===== RECORD EXCERPTS

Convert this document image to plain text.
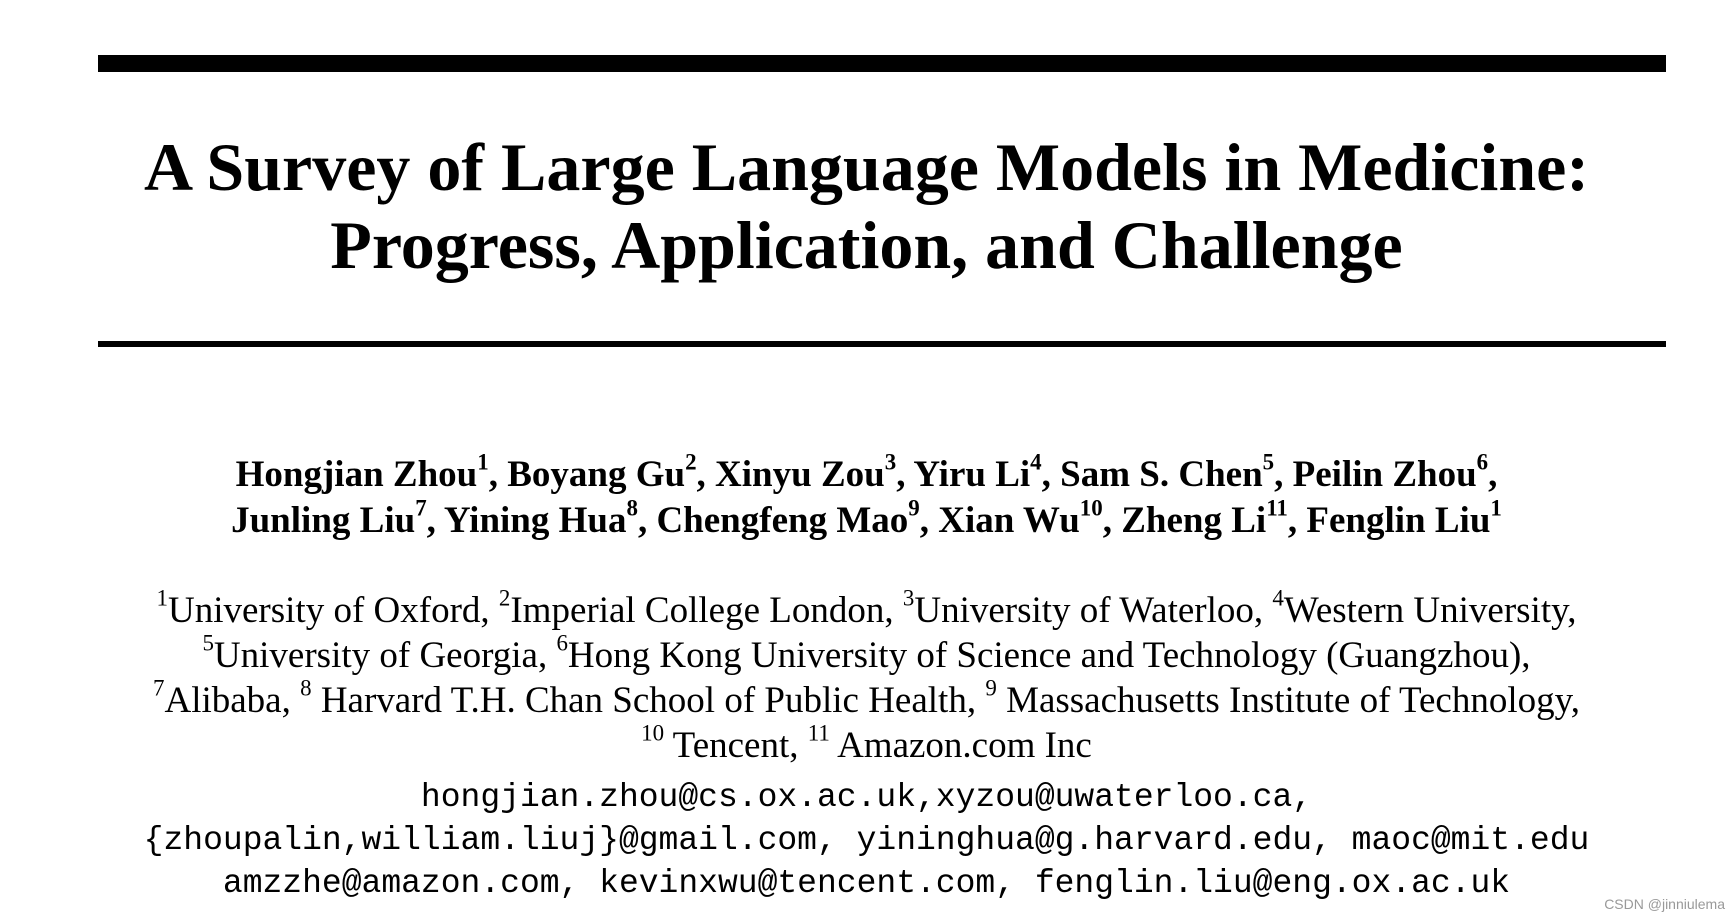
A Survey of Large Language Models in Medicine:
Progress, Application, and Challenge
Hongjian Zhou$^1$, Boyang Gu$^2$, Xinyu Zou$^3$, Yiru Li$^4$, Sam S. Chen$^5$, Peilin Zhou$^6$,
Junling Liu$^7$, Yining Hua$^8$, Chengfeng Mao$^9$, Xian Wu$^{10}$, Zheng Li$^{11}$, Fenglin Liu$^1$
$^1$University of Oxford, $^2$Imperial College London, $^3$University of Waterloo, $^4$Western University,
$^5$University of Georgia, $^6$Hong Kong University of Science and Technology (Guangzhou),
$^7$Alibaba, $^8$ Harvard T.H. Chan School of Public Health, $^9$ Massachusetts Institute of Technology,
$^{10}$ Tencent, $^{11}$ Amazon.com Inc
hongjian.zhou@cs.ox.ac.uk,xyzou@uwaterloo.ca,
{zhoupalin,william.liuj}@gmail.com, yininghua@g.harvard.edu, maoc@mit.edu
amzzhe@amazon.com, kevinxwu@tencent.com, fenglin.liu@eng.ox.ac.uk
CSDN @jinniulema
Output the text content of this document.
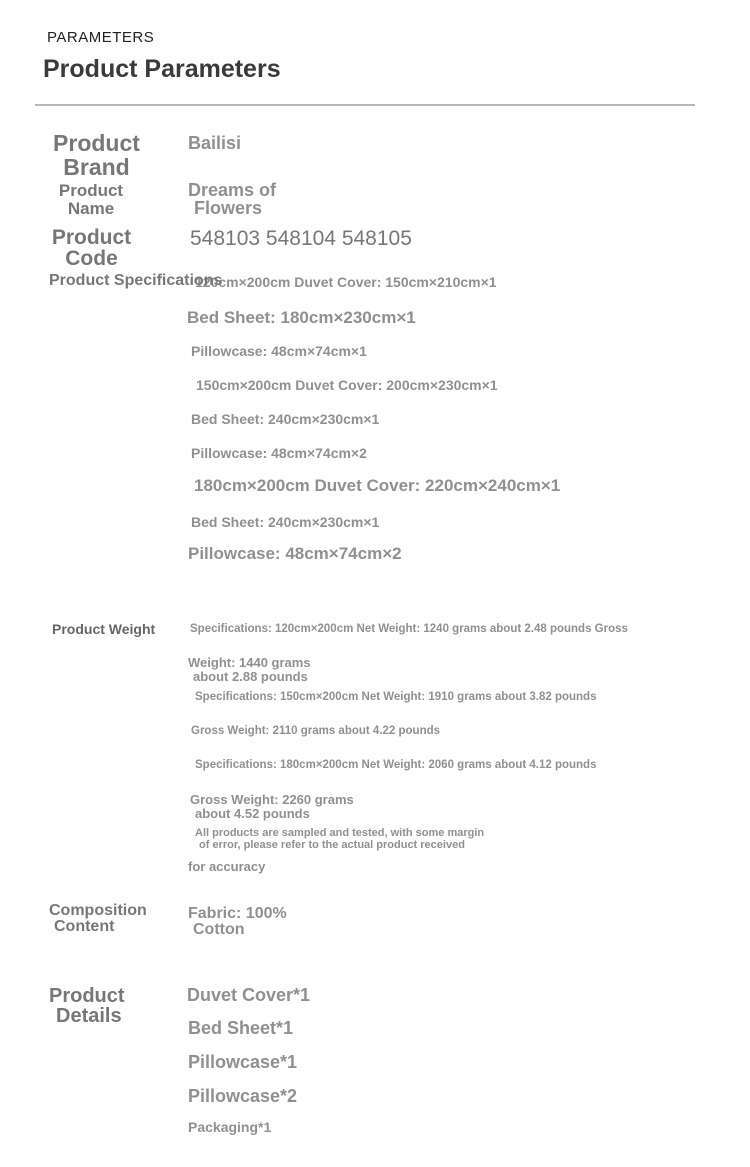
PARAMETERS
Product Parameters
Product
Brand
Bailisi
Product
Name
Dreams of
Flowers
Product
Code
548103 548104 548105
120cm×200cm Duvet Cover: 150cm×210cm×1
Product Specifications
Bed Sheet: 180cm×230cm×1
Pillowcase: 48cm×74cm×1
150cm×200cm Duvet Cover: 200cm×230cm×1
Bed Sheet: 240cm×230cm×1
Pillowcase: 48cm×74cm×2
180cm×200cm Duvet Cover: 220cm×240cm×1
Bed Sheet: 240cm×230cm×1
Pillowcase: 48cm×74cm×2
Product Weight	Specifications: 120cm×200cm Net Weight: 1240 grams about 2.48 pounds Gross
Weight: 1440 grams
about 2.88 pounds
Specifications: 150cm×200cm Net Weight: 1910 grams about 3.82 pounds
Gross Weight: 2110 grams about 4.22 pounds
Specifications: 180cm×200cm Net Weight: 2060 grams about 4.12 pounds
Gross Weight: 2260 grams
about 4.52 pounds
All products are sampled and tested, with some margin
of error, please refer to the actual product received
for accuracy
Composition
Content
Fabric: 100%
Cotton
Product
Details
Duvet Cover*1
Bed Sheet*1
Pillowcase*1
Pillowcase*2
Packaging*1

==========

GOAL: The data above should be repeated exactly, minus any pictures.

OUTPUT OF THE TASK:
Convert this document image to plain text.
A Survey of Large Language Models in Medicine:
Progress, Application, and Challenge
Hongjian Zhou$^1$, Boyang Gu$^2$, Xinyu Zou$^3$, Yiru Li$^4$, Sam S. Chen$^5$, Peilin Zhou$^6$,
Junling Liu$^7$, Yining Hua$^8$, Chengfeng Mao$^9$, Xian Wu$^{10}$, Zheng Li$^{11}$, Fenglin Liu$^1$
$^1$University of Oxford, $^2$Imperial College London, $^3$University of Waterloo, $^4$Western University,
$^5$University of Georgia, $^6$Hong Kong University of Science and Technology (Guangzhou),
$^7$Alibaba, $^8$ Harvard T.H. Chan School of Public Health, $^9$ Massachusetts Institute of Technology,
$^{10}$ Tencent, $^{11}$ Amazon.com Inc
hongjian.zhou@cs.ox.ac.uk,xyzou@uwaterloo.ca,
{zhoupalin,william.liuj}@gmail.com, yininghua@g.harvard.edu, maoc@mit.edu
amzzhe@amazon.com, kevinxwu@tencent.com, fenglin.liu@eng.ox.ac.uk
CSDN @jinniulema
Output the text content of this document.
PARAMETERS
Product Parameters
Product
Brand
Bailisi
Product
Name
Dreams of
Flowers
Product
Code
548103 548104 548105
120cm×200cm Duvet Cover: 150cm×210cm×1
Product Specifications
Bed Sheet: 180cm×230cm×1
Pillowcase: 48cm×74cm×1
150cm×200cm Duvet Cover: 200cm×230cm×1
Bed Sheet: 240cm×230cm×1
Pillowcase: 48cm×74cm×2
180cm×200cm Duvet Cover: 220cm×240cm×1
Bed Sheet: 240cm×230cm×1
Pillowcase: 48cm×74cm×2
Product Weight	Specifications: 120cm×200cm Net Weight: 1240 grams about 2.48 pounds Gross
Weight: 1440 grams
about 2.88 pounds
Specifications: 150cm×200cm Net Weight: 1910 grams about 3.82 pounds
Gross Weight: 2110 grams about 4.22 pounds
Specifications: 180cm×200cm Net Weight: 2060 grams about 4.12 pounds
Gross Weight: 2260 grams
about 4.52 pounds
All products are sampled and tested, with some margin
of error, please refer to the actual product received
for accuracy
Composition
Content
Fabric: 100%
Cotton
Product
Details
Duvet Cover*1
Bed Sheet*1
Pillowcase*1
Pillowcase*2
Packaging*1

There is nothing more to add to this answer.